■ **Exercise task**
Leave out the pictures; transcribe all else exactly.
---------- Source records ----------
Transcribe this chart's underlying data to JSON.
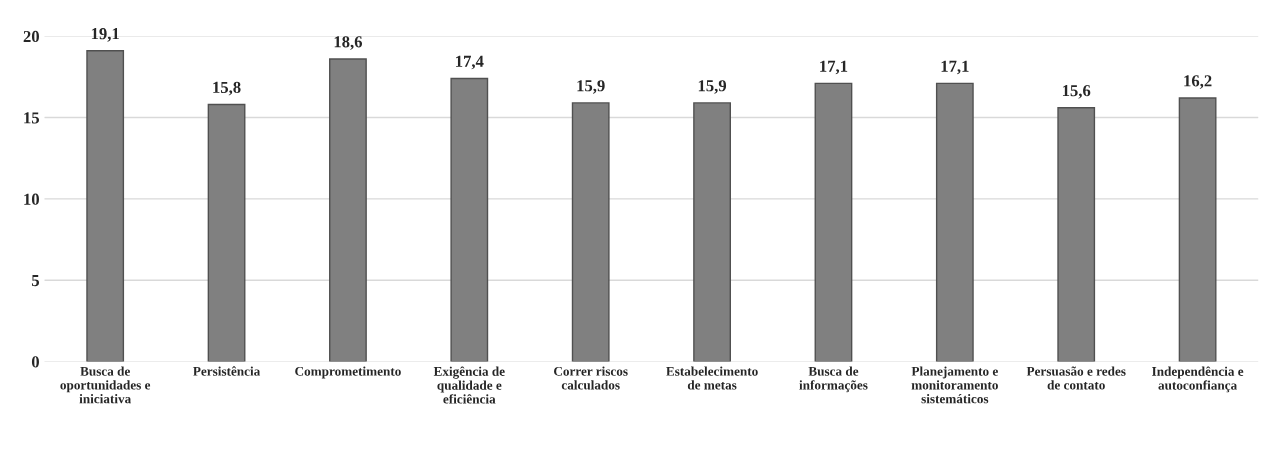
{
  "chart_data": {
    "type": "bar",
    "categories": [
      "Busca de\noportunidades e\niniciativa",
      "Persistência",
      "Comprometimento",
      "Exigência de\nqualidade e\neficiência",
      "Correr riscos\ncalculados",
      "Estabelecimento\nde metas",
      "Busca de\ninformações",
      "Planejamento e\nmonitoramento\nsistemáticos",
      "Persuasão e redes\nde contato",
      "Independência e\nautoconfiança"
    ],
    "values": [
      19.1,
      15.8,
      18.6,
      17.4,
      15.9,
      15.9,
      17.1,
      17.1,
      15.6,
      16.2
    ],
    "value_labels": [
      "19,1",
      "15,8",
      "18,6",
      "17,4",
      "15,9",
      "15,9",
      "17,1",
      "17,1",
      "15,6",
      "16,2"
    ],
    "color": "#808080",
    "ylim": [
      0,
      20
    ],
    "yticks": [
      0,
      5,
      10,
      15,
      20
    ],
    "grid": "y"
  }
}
----------
■ **Complete output**
Transcribe this chart's underlying data to JSON.
{
  "chart_data": {
    "type": "bar",
    "categories": [
      "Busca de\noportunidades e\niniciativa",
      "Persistência",
      "Comprometimento",
      "Exigência de\nqualidade e\neficiência",
      "Correr riscos\ncalculados",
      "Estabelecimento\nde metas",
      "Busca de\ninformações",
      "Planejamento e\nmonitoramento\nsistemáticos",
      "Persuasão e redes\nde contato",
      "Independência e\nautoconfiança"
    ],
    "values": [
      19.1,
      15.8,
      18.6,
      17.4,
      15.9,
      15.9,
      17.1,
      17.1,
      15.6,
      16.2
    ],
    "value_labels": [
      "19,1",
      "15,8",
      "18,6",
      "17,4",
      "15,9",
      "15,9",
      "17,1",
      "17,1",
      "15,6",
      "16,2"
    ],
    "color": "#808080",
    "ylim": [
      0,
      20
    ],
    "yticks": [
      0,
      5,
      10,
      15,
      20
    ],
    "grid": "y"
  }
}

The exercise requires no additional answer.